[Part of a data file]
---*---
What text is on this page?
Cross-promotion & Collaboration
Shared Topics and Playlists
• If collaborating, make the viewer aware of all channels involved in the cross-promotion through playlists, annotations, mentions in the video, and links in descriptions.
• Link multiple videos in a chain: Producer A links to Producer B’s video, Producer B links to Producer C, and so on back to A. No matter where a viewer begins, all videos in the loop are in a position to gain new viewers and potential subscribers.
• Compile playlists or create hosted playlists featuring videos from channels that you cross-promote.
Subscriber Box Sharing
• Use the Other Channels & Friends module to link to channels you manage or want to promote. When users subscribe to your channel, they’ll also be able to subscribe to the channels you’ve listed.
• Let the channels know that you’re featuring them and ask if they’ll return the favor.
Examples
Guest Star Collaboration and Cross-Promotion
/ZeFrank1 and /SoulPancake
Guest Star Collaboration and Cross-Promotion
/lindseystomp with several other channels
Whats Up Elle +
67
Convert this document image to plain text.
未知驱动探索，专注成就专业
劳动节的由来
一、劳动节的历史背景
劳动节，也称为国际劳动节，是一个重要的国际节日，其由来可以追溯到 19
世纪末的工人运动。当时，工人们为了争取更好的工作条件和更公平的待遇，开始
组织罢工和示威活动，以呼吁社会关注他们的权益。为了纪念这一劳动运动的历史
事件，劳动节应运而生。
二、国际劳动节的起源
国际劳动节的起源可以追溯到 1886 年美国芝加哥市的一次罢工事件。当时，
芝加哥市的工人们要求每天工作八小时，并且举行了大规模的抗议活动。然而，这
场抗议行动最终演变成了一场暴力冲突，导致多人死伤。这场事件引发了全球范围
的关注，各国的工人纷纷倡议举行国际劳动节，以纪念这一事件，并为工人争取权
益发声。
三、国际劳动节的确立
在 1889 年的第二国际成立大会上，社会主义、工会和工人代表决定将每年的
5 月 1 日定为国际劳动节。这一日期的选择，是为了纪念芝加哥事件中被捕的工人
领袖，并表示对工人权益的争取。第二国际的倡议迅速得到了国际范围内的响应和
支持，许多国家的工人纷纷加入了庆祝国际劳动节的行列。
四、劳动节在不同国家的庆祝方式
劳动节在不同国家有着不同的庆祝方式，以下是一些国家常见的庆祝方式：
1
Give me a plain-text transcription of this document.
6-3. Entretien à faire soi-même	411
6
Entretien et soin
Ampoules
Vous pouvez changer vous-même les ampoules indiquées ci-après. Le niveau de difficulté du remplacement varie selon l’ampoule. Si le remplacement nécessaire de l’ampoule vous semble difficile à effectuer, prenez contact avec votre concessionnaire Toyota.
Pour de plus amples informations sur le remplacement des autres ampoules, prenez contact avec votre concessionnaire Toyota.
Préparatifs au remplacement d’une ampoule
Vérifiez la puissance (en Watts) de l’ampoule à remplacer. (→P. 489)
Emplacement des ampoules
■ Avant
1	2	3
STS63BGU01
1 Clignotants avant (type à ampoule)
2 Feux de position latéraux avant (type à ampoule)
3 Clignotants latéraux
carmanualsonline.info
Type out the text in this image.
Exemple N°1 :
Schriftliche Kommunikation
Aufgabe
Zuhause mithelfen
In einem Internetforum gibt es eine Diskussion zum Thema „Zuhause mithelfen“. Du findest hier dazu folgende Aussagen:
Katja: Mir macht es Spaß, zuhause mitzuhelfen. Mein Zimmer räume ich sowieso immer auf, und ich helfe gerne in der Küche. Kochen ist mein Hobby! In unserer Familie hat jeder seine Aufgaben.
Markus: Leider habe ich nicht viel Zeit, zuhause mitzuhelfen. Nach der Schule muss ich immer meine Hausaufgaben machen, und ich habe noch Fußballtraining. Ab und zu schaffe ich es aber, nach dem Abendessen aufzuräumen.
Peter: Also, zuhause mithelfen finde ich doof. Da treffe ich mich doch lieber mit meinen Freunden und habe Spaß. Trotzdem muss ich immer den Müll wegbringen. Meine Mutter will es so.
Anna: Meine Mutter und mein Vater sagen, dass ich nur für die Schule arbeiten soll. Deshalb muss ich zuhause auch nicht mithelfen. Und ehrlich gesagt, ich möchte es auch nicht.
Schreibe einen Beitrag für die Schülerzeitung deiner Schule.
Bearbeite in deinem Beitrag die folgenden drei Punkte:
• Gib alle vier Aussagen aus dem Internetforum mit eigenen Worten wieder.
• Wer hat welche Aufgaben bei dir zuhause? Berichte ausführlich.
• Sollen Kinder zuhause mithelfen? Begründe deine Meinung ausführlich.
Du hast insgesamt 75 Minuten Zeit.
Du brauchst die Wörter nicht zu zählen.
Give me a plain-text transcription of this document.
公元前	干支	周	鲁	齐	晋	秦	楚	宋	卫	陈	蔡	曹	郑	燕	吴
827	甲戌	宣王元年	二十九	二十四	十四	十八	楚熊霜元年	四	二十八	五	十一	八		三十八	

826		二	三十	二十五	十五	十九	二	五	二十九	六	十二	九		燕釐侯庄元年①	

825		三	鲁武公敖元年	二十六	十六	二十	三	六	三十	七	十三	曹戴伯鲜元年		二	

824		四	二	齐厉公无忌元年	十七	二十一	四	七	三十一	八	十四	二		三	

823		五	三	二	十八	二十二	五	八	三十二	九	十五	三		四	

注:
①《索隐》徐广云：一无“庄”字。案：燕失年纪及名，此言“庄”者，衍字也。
---*---
What to do: Set down the entries verbatim, leaving none out.

Final result:
What text is on this page?
Cross-promotion & Collaboration
Shared Topics and Playlists
• If collaborating, make the viewer aware of all channels involved in the cross-promotion through playlists, annotations, mentions in the video, and links in descriptions.
• Link multiple videos in a chain: Producer A links to Producer B’s video, Producer B links to Producer C, and so on back to A. No matter where a viewer begins, all videos in the loop are in a position to gain new viewers and potential subscribers.
• Compile playlists or create hosted playlists featuring videos from channels that you cross-promote.
Subscriber Box Sharing
• Use the Other Channels & Friends module to link to channels you manage or want to promote. When users subscribe to your channel, they’ll also be able to subscribe to the channels you’ve listed.
• Let the channels know that you’re featuring them and ask if they’ll return the favor.
Examples
Guest Star Collaboration and Cross-Promotion
/ZeFrank1 and /SoulPancake
Guest Star Collaboration and Cross-Promotion
/lindseystomp with several other channels
Whats Up Elle +
67
Convert this document image to plain text.
未知驱动探索，专注成就专业
劳动节的由来
一、劳动节的历史背景
劳动节，也称为国际劳动节，是一个重要的国际节日，其由来可以追溯到 19
世纪末的工人运动。当时，工人们为了争取更好的工作条件和更公平的待遇，开始
组织罢工和示威活动，以呼吁社会关注他们的权益。为了纪念这一劳动运动的历史
事件，劳动节应运而生。
二、国际劳动节的起源
国际劳动节的起源可以追溯到 1886 年美国芝加哥市的一次罢工事件。当时，
芝加哥市的工人们要求每天工作八小时，并且举行了大规模的抗议活动。然而，这
场抗议行动最终演变成了一场暴力冲突，导致多人死伤。这场事件引发了全球范围
的关注，各国的工人纷纷倡议举行国际劳动节，以纪念这一事件，并为工人争取权
益发声。
三、国际劳动节的确立
在 1889 年的第二国际成立大会上，社会主义、工会和工人代表决定将每年的
5 月 1 日定为国际劳动节。这一日期的选择，是为了纪念芝加哥事件中被捕的工人
领袖，并表示对工人权益的争取。第二国际的倡议迅速得到了国际范围内的响应和
支持，许多国家的工人纷纷加入了庆祝国际劳动节的行列。
四、劳动节在不同国家的庆祝方式
劳动节在不同国家有着不同的庆祝方式，以下是一些国家常见的庆祝方式：
1
Give me a plain-text transcription of this document.
6-3. Entretien à faire soi-même	411
6
Entretien et soin
Ampoules
Vous pouvez changer vous-même les ampoules indiquées ci-après. Le niveau de difficulté du remplacement varie selon l’ampoule. Si le remplacement nécessaire de l’ampoule vous semble difficile à effectuer, prenez contact avec votre concessionnaire Toyota.
Pour de plus amples informations sur le remplacement des autres ampoules, prenez contact avec votre concessionnaire Toyota.
Préparatifs au remplacement d’une ampoule
Vérifiez la puissance (en Watts) de l’ampoule à remplacer. (→P. 489)
Emplacement des ampoules
■ Avant
1	2	3
STS63BGU01
1 Clignotants avant (type à ampoule)
2 Feux de position latéraux avant (type à ampoule)
3 Clignotants latéraux
carmanualsonline.info
Type out the text in this image.
Exemple N°1 :
Schriftliche Kommunikation
Aufgabe
Zuhause mithelfen
In einem Internetforum gibt es eine Diskussion zum Thema „Zuhause mithelfen“. Du findest hier dazu folgende Aussagen:
Katja: Mir macht es Spaß, zuhause mitzuhelfen. Mein Zimmer räume ich sowieso immer auf, und ich helfe gerne in der Küche. Kochen ist mein Hobby! In unserer Familie hat jeder seine Aufgaben.
Markus: Leider habe ich nicht viel Zeit, zuhause mitzuhelfen. Nach der Schule muss ich immer meine Hausaufgaben machen, und ich habe noch Fußballtraining. Ab und zu schaffe ich es aber, nach dem Abendessen aufzuräumen.
Peter: Also, zuhause mithelfen finde ich doof. Da treffe ich mich doch lieber mit meinen Freunden und habe Spaß. Trotzdem muss ich immer den Müll wegbringen. Meine Mutter will es so.
Anna: Meine Mutter und mein Vater sagen, dass ich nur für die Schule arbeiten soll. Deshalb muss ich zuhause auch nicht mithelfen. Und ehrlich gesagt, ich möchte es auch nicht.
Schreibe einen Beitrag für die Schülerzeitung deiner Schule.
Bearbeite in deinem Beitrag die folgenden drei Punkte:
• Gib alle vier Aussagen aus dem Internetforum mit eigenen Worten wieder.
• Wer hat welche Aufgaben bei dir zuhause? Berichte ausführlich.
• Sollen Kinder zuhause mithelfen? Begründe deine Meinung ausführlich.
Du hast insgesamt 75 Minuten Zeit.
Du brauchst die Wörter nicht zu zählen.
Give me a plain-text transcription of this document.
公元前	干支	周	鲁	齐	晋	秦	楚	宋	卫	陈	蔡	曹	郑	燕	吴
827	甲戌	宣王元年	二十九	二十四	十四	十八	楚熊霜元年	四	二十八	五	十一	八		三十八	

826		二	三十	二十五	十五	十九	二	五	二十九	六	十二	九		燕釐侯庄元年①	

825		三	鲁武公敖元年	二十六	十六	二十	三	六	三十	七	十三	曹戴伯鲜元年		二	

824		四	二	齐厉公无忌元年	十七	二十一	四	七	三十一	八	十四	二		三	

823		五	三	二	十八	二十二	五	八	三十二	九	十五	三		四	

注:
①《索隐》徐广云：一无“庄”字。案：燕失年纪及名，此言“庄”者，衍字也。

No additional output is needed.